* **Bounding box annotations**:
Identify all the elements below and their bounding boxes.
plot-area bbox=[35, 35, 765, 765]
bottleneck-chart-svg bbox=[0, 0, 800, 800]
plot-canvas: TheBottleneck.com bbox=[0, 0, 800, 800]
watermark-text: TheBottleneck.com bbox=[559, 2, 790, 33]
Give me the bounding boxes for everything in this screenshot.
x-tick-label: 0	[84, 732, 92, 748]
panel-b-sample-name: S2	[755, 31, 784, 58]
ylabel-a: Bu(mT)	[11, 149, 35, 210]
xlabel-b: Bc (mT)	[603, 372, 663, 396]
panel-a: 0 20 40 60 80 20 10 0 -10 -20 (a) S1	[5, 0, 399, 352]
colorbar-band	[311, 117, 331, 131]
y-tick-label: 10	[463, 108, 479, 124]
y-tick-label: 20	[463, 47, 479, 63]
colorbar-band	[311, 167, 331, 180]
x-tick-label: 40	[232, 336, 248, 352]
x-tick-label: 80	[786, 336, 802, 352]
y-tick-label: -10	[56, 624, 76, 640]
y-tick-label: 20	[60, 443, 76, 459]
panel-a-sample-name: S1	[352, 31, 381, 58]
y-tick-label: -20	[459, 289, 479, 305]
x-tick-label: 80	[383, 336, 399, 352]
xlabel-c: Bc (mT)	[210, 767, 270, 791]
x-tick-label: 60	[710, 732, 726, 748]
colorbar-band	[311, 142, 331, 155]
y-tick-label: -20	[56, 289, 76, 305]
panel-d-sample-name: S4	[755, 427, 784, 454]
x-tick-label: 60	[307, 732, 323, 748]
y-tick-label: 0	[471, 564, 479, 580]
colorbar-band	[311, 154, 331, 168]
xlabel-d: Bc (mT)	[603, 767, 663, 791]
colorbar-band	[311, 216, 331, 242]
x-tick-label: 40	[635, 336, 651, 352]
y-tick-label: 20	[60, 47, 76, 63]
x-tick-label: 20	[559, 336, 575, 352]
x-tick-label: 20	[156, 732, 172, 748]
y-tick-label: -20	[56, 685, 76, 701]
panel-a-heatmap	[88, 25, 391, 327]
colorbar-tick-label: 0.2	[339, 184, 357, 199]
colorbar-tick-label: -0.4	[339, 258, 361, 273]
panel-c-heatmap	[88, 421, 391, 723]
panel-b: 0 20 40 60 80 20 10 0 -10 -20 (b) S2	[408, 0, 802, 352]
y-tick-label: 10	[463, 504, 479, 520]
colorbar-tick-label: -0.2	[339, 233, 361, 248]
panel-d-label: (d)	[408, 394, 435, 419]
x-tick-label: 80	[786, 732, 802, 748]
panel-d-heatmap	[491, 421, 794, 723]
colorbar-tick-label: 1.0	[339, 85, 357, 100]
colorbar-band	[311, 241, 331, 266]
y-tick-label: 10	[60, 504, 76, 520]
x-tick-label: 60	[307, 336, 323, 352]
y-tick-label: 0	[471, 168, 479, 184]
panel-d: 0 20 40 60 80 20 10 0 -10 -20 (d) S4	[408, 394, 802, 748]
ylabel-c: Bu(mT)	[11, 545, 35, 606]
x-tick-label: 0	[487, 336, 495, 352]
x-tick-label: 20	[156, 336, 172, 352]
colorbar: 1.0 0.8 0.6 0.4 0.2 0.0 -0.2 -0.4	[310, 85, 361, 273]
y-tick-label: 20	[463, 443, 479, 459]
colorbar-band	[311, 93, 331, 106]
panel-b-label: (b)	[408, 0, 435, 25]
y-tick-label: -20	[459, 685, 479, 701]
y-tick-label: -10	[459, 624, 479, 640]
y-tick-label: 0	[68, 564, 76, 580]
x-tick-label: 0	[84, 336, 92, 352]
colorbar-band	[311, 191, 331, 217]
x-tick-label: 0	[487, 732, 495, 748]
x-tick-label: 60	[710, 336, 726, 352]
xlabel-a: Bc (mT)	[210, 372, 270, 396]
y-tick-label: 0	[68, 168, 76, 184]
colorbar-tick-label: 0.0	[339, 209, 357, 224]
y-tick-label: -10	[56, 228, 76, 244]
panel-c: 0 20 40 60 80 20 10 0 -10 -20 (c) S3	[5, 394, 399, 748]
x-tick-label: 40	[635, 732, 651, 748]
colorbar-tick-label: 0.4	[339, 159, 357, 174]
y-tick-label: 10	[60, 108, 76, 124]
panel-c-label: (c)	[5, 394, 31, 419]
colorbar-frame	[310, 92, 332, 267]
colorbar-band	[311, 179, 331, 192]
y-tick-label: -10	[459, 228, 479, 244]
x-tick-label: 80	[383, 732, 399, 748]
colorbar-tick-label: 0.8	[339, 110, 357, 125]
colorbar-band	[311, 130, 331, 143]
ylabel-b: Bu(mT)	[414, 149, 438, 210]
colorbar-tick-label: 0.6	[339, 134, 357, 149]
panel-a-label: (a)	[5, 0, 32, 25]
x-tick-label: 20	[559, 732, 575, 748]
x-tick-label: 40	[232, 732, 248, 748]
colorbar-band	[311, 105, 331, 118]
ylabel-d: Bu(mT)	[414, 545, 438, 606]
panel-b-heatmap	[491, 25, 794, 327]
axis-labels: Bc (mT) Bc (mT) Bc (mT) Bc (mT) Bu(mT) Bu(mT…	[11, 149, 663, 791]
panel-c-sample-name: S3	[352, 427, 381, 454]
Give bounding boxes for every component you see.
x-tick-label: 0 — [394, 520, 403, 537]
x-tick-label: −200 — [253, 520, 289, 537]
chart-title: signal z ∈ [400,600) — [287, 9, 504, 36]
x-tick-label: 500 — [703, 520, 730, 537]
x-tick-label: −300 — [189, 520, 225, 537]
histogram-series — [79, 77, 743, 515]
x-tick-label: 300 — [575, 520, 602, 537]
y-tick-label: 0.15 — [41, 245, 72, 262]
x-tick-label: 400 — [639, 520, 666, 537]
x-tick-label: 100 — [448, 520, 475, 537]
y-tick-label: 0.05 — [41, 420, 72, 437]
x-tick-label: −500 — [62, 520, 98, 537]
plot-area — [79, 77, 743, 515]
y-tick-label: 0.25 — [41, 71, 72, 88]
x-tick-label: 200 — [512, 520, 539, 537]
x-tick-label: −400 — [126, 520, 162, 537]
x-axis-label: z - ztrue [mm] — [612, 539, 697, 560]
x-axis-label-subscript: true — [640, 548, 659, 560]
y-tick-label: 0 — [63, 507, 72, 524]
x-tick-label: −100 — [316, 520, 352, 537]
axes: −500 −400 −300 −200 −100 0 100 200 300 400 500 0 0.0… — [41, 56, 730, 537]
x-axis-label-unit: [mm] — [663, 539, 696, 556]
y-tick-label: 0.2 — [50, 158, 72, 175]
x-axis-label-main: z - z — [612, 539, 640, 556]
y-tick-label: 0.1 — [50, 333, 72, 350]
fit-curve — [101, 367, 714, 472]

* **THE REQUEST**:
Present every line of the data above as a numbered list, leaving out any blank lines.

* **WRITTEN REPLY**:
1. Identify all the elements below and their bounding boxes.
2. plot-area bbox=[35, 35, 765, 765]
3. bottleneck-chart-svg bbox=[0, 0, 800, 800]
4. plot-canvas: TheBottleneck.com bbox=[0, 0, 800, 800]
5. watermark-text: TheBottleneck.com bbox=[559, 2, 790, 33]
6. Give me the bounding boxes for everything in this screenshot.
7. x-tick-label: 0	[84, 732, 92, 748]
8. panel-b-sample-name: S2	[755, 31, 784, 58]
9. ylabel-a: Bu(mT)	[11, 149, 35, 210]
10. xlabel-b: Bc (mT)	[603, 372, 663, 396]
11. panel-a: 0 20 40 60 80 20 10 0 -10 -20 (a) S1	[5, 0, 399, 352]
12. colorbar-band	[311, 117, 331, 131]
13. y-tick-label: 10	[463, 108, 479, 124]
14. y-tick-label: 20	[463, 47, 479, 63]
15. colorbar-band	[311, 167, 331, 180]
16. x-tick-label: 40	[232, 336, 248, 352]
17. x-tick-label: 80	[786, 336, 802, 352]
18. y-tick-label: -10	[56, 624, 76, 640]
19. y-tick-label: 20	[60, 443, 76, 459]
20. panel-a-sample-name: S1	[352, 31, 381, 58]
21. y-tick-label: -20	[459, 289, 479, 305]
22. x-tick-label: 80	[383, 336, 399, 352]
23. xlabel-c: Bc (mT)	[210, 767, 270, 791]
24. x-tick-label: 60	[710, 732, 726, 748]
25. colorbar-band	[311, 142, 331, 155]
26. y-tick-label: -20	[56, 289, 76, 305]
27. panel-d-sample-name: S4	[755, 427, 784, 454]
28. x-tick-label: 60	[307, 732, 323, 748]
29. y-tick-label: 0	[471, 564, 479, 580]
30. colorbar-band	[311, 154, 331, 168]
31. xlabel-d: Bc (mT)	[603, 767, 663, 791]
32. colorbar-band	[311, 216, 331, 242]
33. x-tick-label: 40	[635, 336, 651, 352]
34. y-tick-label: 20	[60, 47, 76, 63]
35. x-tick-label: 20	[559, 336, 575, 352]
36. x-tick-label: 20	[156, 732, 172, 748]
37. y-tick-label: -20	[56, 685, 76, 701]
38. panel-a-heatmap	[88, 25, 391, 327]
39. colorbar-tick-label: 0.2	[339, 184, 357, 199]
40. colorbar-tick-label: -0.4	[339, 258, 361, 273]
41. panel-c-heatmap	[88, 421, 391, 723]
42. panel-b: 0 20 40 60 80 20 10 0 -10 -20 (b) S2	[408, 0, 802, 352]
43. y-tick-label: 10	[463, 504, 479, 520]
44. colorbar-tick-label: -0.2	[339, 233, 361, 248]
45. panel-d-label: (d)	[408, 394, 435, 419]
46. x-tick-label: 80	[786, 732, 802, 748]
47. panel-d-heatmap	[491, 421, 794, 723]
48. colorbar-tick-label: 1.0	[339, 85, 357, 100]
49. colorbar-band	[311, 241, 331, 266]
50. y-tick-label: 10	[60, 504, 76, 520]
51. x-tick-label: 60	[307, 336, 323, 352]
52. y-tick-label: 0	[471, 168, 479, 184]
53. panel-d: 0 20 40 60 80 20 10 0 -10 -20 (d) S4	[408, 394, 802, 748]
54. ylabel-c: Bu(mT)	[11, 545, 35, 606]
55. x-tick-label: 0	[487, 336, 495, 352]
56. x-tick-label: 20	[156, 336, 172, 352]
57. colorbar: 1.0 0.8 0.6 0.4 0.2 0.0 -0.2 -0.4	[310, 85, 361, 273]
58. y-tick-label: 20	[463, 443, 479, 459]
59. colorbar-band	[311, 93, 331, 106]
60. panel-b-label: (b)	[408, 0, 435, 25]
61. y-tick-label: -20	[459, 685, 479, 701]
62. y-tick-label: -10	[459, 624, 479, 640]
63. y-tick-label: 0	[68, 564, 76, 580]
64. x-tick-label: 0	[84, 336, 92, 352]
65. colorbar-band	[311, 191, 331, 217]
66. x-tick-label: 0	[487, 732, 495, 748]
67. x-tick-label: 60	[710, 336, 726, 352]
68. xlabel-a: Bc (mT)	[210, 372, 270, 396]
69. y-tick-label: 0	[68, 168, 76, 184]
70. colorbar-tick-label: 0.0	[339, 209, 357, 224]
71. y-tick-label: -10	[56, 228, 76, 244]
72. panel-c: 0 20 40 60 80 20 10 0 -10 -20 (c) S3	[5, 394, 399, 748]
73. x-tick-label: 40	[635, 732, 651, 748]
74. colorbar-tick-label: 0.4	[339, 159, 357, 174]
75. y-tick-label: 10	[60, 108, 76, 124]
76. panel-c-label: (c)	[5, 394, 31, 419]
77. colorbar-frame	[310, 92, 332, 267]
78. colorbar-band	[311, 179, 331, 192]
79. y-tick-label: -10	[459, 228, 479, 244]
80. x-tick-label: 80	[383, 732, 399, 748]
81. colorbar-tick-label: 0.8	[339, 110, 357, 125]
82. colorbar-band	[311, 130, 331, 143]
83. ylabel-b: Bu(mT)	[414, 149, 438, 210]
84. colorbar-tick-label: 0.6	[339, 134, 357, 149]
85. panel-a-label: (a)	[5, 0, 32, 25]
86. x-tick-label: 20	[559, 732, 575, 748]
87. x-tick-label: 40	[232, 732, 248, 748]
88. colorbar-band	[311, 105, 331, 118]
89. ylabel-d: Bu(mT)	[414, 545, 438, 606]
90. panel-b-heatmap	[491, 25, 794, 327]
91. axis-labels: Bc (mT) Bc (mT) Bc (mT) Bc (mT) Bu(mT) Bu(mT…	[11, 149, 663, 791]
92. panel-c-sample-name: S3	[352, 427, 381, 454]
93. Give bounding boxes for every component you see.
94. x-tick-label: 0 — [394, 520, 403, 537]
95. x-tick-label: −200 — [253, 520, 289, 537]
96. chart-title: signal z ∈ [400,600) — [287, 9, 504, 36]
97. x-tick-label: 500 — [703, 520, 730, 537]
98. x-tick-label: −300 — [189, 520, 225, 537]
99. histogram-series — [79, 77, 743, 515]
100. x-tick-label: 300 — [575, 520, 602, 537]
101. y-tick-label: 0.15 — [41, 245, 72, 262]
102. x-tick-label: 400 — [639, 520, 666, 537]
103. x-tick-label: 100 — [448, 520, 475, 537]
104. y-tick-label: 0.05 — [41, 420, 72, 437]
105. x-tick-label: −500 — [62, 520, 98, 537]
106. plot-area — [79, 77, 743, 515]
107. y-tick-label: 0.25 — [41, 71, 72, 88]
108. x-tick-label: 200 — [512, 520, 539, 537]
109. x-tick-label: −400 — [126, 520, 162, 537]
110. x-axis-label: z - ztrue [mm] — [612, 539, 697, 560]
111. x-axis-label-subscript: true — [640, 548, 659, 560]
112. y-tick-label: 0 — [63, 507, 72, 524]
113. x-tick-label: −100 — [316, 520, 352, 537]
114. axes: −500 −400 −300 −200 −100 0 100 200 300 400 500 0 0.0… — [41, 56, 730, 537]
115. x-axis-label-unit: [mm] — [663, 539, 696, 556]
116. y-tick-label: 0.2 — [50, 158, 72, 175]
117. x-axis-label-main: z - z — [612, 539, 640, 556]
118. y-tick-label: 0.1 — [50, 333, 72, 350]
119. fit-curve — [101, 367, 714, 472]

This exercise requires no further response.